### Goal
Extract the complete listing and repeat it word for word.
[Start]
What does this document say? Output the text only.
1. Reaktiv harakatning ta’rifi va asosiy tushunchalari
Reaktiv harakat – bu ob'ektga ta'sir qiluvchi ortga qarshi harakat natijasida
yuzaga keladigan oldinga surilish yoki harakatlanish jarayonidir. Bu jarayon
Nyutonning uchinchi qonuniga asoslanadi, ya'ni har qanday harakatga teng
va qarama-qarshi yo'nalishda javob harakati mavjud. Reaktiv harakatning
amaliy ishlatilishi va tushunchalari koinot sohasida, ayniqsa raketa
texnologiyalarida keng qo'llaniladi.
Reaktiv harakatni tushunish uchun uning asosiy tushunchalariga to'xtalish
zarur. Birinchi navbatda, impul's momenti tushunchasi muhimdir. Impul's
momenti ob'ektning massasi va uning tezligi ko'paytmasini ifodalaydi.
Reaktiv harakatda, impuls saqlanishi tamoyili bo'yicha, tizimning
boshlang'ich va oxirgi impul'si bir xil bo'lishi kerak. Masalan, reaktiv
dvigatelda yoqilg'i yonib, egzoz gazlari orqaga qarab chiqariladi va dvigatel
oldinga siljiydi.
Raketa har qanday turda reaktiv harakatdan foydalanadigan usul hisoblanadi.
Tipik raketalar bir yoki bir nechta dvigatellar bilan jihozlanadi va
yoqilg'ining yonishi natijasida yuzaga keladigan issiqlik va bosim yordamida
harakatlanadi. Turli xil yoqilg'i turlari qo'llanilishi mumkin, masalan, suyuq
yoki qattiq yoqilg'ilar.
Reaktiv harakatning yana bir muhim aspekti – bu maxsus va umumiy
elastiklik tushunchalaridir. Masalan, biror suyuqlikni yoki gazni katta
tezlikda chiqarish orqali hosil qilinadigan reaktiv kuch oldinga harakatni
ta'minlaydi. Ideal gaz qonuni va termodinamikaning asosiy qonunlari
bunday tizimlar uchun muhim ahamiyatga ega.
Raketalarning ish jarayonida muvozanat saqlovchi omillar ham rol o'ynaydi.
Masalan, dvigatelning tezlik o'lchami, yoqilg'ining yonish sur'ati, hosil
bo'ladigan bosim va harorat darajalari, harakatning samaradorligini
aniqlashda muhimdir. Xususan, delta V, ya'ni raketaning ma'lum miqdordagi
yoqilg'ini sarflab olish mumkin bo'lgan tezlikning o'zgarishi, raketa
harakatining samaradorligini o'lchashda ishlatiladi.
[End]
### Expected output
What does this document say? Output the text only.
1. Reaktiv harakatning ta’rifi va asosiy tushunchalari
Reaktiv harakat – bu ob'ektga ta'sir qiluvchi ortga qarshi harakat natijasida
yuzaga keladigan oldinga surilish yoki harakatlanish jarayonidir. Bu jarayon
Nyutonning uchinchi qonuniga asoslanadi, ya'ni har qanday harakatga teng
va qarama-qarshi yo'nalishda javob harakati mavjud. Reaktiv harakatning
amaliy ishlatilishi va tushunchalari koinot sohasida, ayniqsa raketa
texnologiyalarida keng qo'llaniladi.
Reaktiv harakatni tushunish uchun uning asosiy tushunchalariga to'xtalish
zarur. Birinchi navbatda, impul's momenti tushunchasi muhimdir. Impul's
momenti ob'ektning massasi va uning tezligi ko'paytmasini ifodalaydi.
Reaktiv harakatda, impuls saqlanishi tamoyili bo'yicha, tizimning
boshlang'ich va oxirgi impul'si bir xil bo'lishi kerak. Masalan, reaktiv
dvigatelda yoqilg'i yonib, egzoz gazlari orqaga qarab chiqariladi va dvigatel
oldinga siljiydi.
Raketa har qanday turda reaktiv harakatdan foydalanadigan usul hisoblanadi.
Tipik raketalar bir yoki bir nechta dvigatellar bilan jihozlanadi va
yoqilg'ining yonishi natijasida yuzaga keladigan issiqlik va bosim yordamida
harakatlanadi. Turli xil yoqilg'i turlari qo'llanilishi mumkin, masalan, suyuq
yoki qattiq yoqilg'ilar.
Reaktiv harakatning yana bir muhim aspekti – bu maxsus va umumiy
elastiklik tushunchalaridir. Masalan, biror suyuqlikni yoki gazni katta
tezlikda chiqarish orqali hosil qilinadigan reaktiv kuch oldinga harakatni
ta'minlaydi. Ideal gaz qonuni va termodinamikaning asosiy qonunlari
bunday tizimlar uchun muhim ahamiyatga ega.
Raketalarning ish jarayonida muvozanat saqlovchi omillar ham rol o'ynaydi.
Masalan, dvigatelning tezlik o'lchami, yoqilg'ining yonish sur'ati, hosil
bo'ladigan bosim va harorat darajalari, harakatning samaradorligini
aniqlashda muhimdir. Xususan, delta V, ya'ni raketaning ma'lum miqdordagi
yoqilg'ini sarflab olish mumkin bo'lgan tezlikning o'zgarishi, raketa
harakatining samaradorligini o'lchashda ishlatiladi.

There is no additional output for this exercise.